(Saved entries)
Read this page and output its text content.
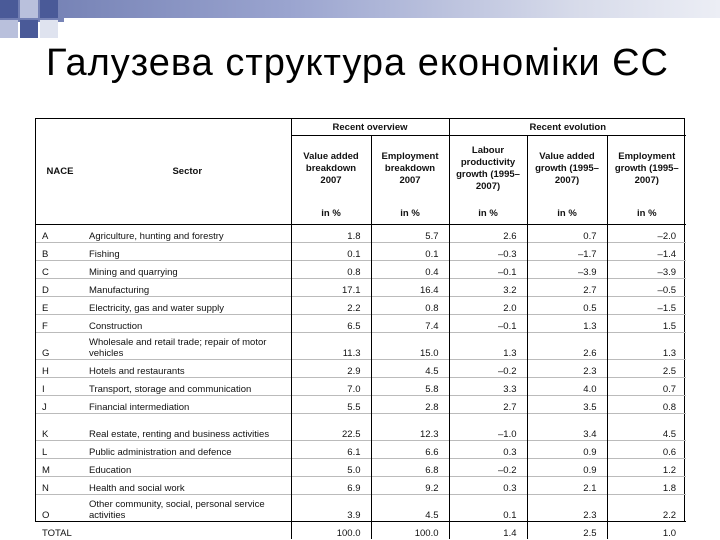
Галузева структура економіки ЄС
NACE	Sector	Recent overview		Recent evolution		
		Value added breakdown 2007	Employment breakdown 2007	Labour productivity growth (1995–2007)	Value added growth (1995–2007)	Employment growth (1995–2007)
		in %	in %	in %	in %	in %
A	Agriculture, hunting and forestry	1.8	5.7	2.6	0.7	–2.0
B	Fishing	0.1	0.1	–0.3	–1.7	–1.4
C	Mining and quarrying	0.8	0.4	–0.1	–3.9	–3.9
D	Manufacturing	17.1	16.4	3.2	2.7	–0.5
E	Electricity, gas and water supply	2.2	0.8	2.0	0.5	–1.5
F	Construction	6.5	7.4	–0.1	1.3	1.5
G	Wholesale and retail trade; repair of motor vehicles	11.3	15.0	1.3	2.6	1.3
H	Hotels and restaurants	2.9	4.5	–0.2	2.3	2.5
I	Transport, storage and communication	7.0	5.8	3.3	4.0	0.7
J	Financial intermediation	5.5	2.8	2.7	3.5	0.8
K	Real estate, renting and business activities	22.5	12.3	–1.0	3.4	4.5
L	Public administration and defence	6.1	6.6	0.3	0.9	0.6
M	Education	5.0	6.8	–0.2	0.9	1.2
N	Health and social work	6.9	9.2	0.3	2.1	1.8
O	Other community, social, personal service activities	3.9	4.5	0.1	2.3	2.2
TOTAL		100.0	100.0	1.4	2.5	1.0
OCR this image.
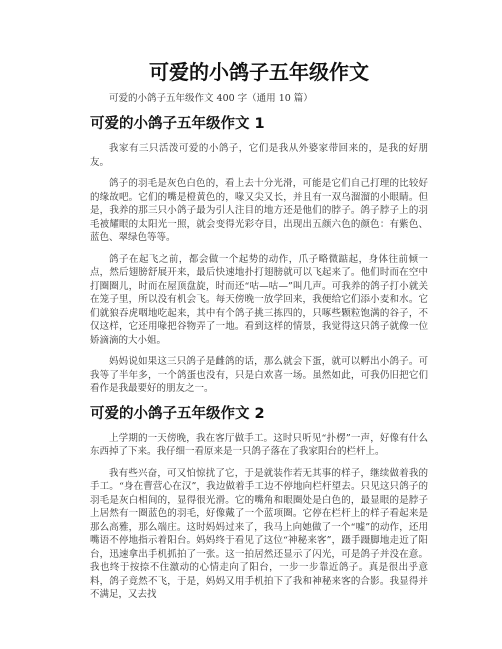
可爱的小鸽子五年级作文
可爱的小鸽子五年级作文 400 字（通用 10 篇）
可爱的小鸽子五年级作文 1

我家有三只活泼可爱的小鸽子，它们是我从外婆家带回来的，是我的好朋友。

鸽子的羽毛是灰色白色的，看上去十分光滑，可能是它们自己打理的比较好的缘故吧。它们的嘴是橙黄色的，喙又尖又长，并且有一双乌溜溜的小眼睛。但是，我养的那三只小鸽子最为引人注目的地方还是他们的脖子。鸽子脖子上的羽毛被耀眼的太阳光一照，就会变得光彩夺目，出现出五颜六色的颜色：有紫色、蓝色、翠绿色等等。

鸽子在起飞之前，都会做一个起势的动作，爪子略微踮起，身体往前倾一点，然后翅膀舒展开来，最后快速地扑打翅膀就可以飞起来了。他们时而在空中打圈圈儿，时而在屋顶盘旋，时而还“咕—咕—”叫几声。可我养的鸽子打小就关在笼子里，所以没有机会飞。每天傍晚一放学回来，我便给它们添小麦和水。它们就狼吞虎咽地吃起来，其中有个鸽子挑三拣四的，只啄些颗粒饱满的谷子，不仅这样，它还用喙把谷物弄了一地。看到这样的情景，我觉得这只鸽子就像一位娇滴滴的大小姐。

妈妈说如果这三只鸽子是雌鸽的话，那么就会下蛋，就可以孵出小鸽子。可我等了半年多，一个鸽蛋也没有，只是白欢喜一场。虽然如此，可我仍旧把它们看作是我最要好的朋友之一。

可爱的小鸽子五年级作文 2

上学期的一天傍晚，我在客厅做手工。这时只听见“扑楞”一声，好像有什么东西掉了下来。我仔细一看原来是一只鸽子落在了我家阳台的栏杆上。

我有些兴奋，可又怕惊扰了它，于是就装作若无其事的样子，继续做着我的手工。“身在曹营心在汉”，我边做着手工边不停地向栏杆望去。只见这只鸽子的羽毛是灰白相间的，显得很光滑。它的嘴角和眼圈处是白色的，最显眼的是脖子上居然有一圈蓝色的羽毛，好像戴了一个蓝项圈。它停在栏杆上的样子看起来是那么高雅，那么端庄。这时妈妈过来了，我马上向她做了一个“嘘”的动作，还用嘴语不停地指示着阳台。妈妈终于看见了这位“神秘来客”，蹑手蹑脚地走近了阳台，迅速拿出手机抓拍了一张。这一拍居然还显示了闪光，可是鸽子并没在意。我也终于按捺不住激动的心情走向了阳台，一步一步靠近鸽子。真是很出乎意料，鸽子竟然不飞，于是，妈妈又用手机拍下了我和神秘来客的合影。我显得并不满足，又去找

*Work instructions*
Set the entries down again exactly. Do not include the images.

*Final result*
Read this page and output its text content.
Галузева структура економіки ЄС
NACE	Sector	Recent overview		Recent evolution		
		Value added breakdown 2007	Employment breakdown 2007	Labour productivity growth (1995–2007)	Value added growth (1995–2007)	Employment growth (1995–2007)
		in %	in %	in %	in %	in %
A	Agriculture, hunting and forestry	1.8	5.7	2.6	0.7	–2.0
B	Fishing	0.1	0.1	–0.3	–1.7	–1.4
C	Mining and quarrying	0.8	0.4	–0.1	–3.9	–3.9
D	Manufacturing	17.1	16.4	3.2	2.7	–0.5
E	Electricity, gas and water supply	2.2	0.8	2.0	0.5	–1.5
F	Construction	6.5	7.4	–0.1	1.3	1.5
G	Wholesale and retail trade; repair of motor vehicles	11.3	15.0	1.3	2.6	1.3
H	Hotels and restaurants	2.9	4.5	–0.2	2.3	2.5
I	Transport, storage and communication	7.0	5.8	3.3	4.0	0.7
J	Financial intermediation	5.5	2.8	2.7	3.5	0.8
K	Real estate, renting and business activities	22.5	12.3	–1.0	3.4	4.5
L	Public administration and defence	6.1	6.6	0.3	0.9	0.6
M	Education	5.0	6.8	–0.2	0.9	1.2
N	Health and social work	6.9	9.2	0.3	2.1	1.8
O	Other community, social, personal service activities	3.9	4.5	0.1	2.3	2.2
TOTAL		100.0	100.0	1.4	2.5	1.0
OCR this image.
可爱的小鸽子五年级作文
可爱的小鸽子五年级作文 400 字（通用 10 篇）
可爱的小鸽子五年级作文 1

我家有三只活泼可爱的小鸽子，它们是我从外婆家带回来的，是我的好朋友。

鸽子的羽毛是灰色白色的，看上去十分光滑，可能是它们自己打理的比较好的缘故吧。它们的嘴是橙黄色的，喙又尖又长，并且有一双乌溜溜的小眼睛。但是，我养的那三只小鸽子最为引人注目的地方还是他们的脖子。鸽子脖子上的羽毛被耀眼的太阳光一照，就会变得光彩夺目，出现出五颜六色的颜色：有紫色、蓝色、翠绿色等等。

鸽子在起飞之前，都会做一个起势的动作，爪子略微踮起，身体往前倾一点，然后翅膀舒展开来，最后快速地扑打翅膀就可以飞起来了。他们时而在空中打圈圈儿，时而在屋顶盘旋，时而还“咕—咕—”叫几声。可我养的鸽子打小就关在笼子里，所以没有机会飞。每天傍晚一放学回来，我便给它们添小麦和水。它们就狼吞虎咽地吃起来，其中有个鸽子挑三拣四的，只啄些颗粒饱满的谷子，不仅这样，它还用喙把谷物弄了一地。看到这样的情景，我觉得这只鸽子就像一位娇滴滴的大小姐。

妈妈说如果这三只鸽子是雌鸽的话，那么就会下蛋，就可以孵出小鸽子。可我等了半年多，一个鸽蛋也没有，只是白欢喜一场。虽然如此，可我仍旧把它们看作是我最要好的朋友之一。

可爱的小鸽子五年级作文 2

上学期的一天傍晚，我在客厅做手工。这时只听见“扑楞”一声，好像有什么东西掉了下来。我仔细一看原来是一只鸽子落在了我家阳台的栏杆上。

我有些兴奋，可又怕惊扰了它，于是就装作若无其事的样子，继续做着我的手工。“身在曹营心在汉”，我边做着手工边不停地向栏杆望去。只见这只鸽子的羽毛是灰白相间的，显得很光滑。它的嘴角和眼圈处是白色的，最显眼的是脖子上居然有一圈蓝色的羽毛，好像戴了一个蓝项圈。它停在栏杆上的样子看起来是那么高雅，那么端庄。这时妈妈过来了，我马上向她做了一个“嘘”的动作，还用嘴语不停地指示着阳台。妈妈终于看见了这位“神秘来客”，蹑手蹑脚地走近了阳台，迅速拿出手机抓拍了一张。这一拍居然还显示了闪光，可是鸽子并没在意。我也终于按捺不住激动的心情走向了阳台，一步一步靠近鸽子。真是很出乎意料，鸽子竟然不飞，于是，妈妈又用手机拍下了我和神秘来客的合影。我显得并不满足，又去找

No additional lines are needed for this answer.